**INSTRUCTIONS FOR THE TASK**
Locate each line containing the string "that" and copy it out.

— START OF INPUT RECORDS —

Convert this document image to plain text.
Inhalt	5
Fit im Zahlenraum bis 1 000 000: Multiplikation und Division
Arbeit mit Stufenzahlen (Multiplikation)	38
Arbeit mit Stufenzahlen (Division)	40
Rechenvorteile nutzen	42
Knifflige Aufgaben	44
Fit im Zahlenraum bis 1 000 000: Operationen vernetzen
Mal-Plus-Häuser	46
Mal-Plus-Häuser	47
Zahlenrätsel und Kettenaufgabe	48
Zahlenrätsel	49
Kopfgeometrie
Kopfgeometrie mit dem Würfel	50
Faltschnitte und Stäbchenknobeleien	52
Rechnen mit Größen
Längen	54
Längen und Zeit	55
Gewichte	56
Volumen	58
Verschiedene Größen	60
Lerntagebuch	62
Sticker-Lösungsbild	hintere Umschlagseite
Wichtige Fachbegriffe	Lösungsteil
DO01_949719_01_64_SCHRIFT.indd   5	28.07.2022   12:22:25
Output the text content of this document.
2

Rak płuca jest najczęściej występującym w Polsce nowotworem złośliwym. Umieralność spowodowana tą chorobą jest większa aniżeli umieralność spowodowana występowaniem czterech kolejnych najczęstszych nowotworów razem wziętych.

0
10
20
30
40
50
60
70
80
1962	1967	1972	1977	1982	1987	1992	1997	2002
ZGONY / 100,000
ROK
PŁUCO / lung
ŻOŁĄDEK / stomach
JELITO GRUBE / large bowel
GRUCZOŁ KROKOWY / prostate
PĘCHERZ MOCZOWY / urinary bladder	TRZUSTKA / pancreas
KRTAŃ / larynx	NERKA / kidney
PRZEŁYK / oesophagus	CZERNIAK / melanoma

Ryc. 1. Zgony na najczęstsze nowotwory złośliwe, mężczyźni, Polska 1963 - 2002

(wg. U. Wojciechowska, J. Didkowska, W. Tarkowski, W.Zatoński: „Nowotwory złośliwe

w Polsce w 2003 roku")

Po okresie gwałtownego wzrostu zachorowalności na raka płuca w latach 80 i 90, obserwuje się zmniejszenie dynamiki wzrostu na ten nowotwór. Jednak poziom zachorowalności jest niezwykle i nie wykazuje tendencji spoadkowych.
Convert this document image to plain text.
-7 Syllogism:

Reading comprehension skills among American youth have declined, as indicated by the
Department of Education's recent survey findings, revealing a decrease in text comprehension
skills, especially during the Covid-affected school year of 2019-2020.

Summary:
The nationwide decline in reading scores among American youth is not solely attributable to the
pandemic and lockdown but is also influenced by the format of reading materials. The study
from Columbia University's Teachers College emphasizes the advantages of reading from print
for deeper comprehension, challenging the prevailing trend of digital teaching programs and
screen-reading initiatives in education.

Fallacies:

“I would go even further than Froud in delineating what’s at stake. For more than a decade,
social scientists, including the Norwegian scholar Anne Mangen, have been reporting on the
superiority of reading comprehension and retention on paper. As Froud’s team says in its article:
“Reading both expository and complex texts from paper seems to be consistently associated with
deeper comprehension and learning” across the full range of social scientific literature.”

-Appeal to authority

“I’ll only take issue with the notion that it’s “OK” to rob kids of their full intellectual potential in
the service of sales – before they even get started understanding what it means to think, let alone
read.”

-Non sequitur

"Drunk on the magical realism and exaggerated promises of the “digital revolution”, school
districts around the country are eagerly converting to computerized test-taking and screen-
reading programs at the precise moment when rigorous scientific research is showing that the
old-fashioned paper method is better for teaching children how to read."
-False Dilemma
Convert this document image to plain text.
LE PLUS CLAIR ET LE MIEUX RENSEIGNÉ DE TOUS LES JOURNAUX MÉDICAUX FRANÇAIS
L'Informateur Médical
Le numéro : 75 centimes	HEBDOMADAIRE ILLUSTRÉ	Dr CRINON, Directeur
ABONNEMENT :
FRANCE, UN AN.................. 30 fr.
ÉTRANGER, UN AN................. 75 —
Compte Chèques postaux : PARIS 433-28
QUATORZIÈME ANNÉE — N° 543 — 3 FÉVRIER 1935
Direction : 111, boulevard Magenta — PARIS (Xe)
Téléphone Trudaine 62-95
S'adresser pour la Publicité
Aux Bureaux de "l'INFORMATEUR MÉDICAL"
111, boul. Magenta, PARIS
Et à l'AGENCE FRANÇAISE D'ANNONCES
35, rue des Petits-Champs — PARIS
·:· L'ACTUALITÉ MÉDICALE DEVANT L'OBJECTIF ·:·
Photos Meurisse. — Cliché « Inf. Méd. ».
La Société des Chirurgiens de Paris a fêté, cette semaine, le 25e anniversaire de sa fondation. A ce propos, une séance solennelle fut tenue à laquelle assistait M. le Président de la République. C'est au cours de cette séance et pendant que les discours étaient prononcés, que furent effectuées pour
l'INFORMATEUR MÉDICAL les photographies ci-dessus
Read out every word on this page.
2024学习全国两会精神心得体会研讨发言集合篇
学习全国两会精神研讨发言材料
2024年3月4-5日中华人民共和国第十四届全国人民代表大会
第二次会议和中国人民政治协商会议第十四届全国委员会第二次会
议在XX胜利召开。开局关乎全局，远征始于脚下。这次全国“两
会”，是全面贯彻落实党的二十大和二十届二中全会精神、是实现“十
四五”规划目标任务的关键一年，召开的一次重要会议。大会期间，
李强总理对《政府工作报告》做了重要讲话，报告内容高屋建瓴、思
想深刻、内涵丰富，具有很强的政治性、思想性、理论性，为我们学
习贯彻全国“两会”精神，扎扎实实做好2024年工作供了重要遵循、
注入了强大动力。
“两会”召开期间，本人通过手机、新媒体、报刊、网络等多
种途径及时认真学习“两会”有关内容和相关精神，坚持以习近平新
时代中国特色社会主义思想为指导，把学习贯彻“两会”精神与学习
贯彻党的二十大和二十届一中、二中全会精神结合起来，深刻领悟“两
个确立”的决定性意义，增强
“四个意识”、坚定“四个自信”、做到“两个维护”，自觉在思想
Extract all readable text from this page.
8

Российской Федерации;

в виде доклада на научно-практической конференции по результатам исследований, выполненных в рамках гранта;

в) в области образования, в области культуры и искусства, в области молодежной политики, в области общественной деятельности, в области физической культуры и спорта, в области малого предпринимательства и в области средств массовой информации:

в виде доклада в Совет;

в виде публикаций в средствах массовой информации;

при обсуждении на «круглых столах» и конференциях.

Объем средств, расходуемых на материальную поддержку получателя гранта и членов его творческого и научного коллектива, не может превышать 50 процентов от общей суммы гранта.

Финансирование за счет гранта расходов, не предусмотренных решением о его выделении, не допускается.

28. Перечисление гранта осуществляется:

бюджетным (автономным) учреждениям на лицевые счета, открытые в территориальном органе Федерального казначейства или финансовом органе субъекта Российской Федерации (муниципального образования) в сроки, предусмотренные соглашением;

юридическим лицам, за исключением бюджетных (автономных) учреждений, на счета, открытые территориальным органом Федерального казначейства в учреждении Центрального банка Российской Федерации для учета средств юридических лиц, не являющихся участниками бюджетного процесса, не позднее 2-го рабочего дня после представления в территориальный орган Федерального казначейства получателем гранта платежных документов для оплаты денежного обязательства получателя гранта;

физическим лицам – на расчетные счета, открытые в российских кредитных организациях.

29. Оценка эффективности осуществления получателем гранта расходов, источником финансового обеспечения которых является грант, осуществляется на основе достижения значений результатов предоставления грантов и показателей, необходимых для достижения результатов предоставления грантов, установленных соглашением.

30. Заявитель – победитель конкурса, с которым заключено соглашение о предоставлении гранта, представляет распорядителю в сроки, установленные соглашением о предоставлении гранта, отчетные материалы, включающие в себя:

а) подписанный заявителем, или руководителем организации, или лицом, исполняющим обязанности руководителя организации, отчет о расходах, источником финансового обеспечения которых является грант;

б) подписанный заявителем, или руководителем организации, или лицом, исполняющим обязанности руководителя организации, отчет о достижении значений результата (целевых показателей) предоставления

— END OF INPUT RECORDS —

**WORKED SOLUTION**
“I’ll only take issue with the notion that it’s “OK” to rob kids of their full intellectual potential in
reading programs at the precise moment when rigorous scientific research is showing that the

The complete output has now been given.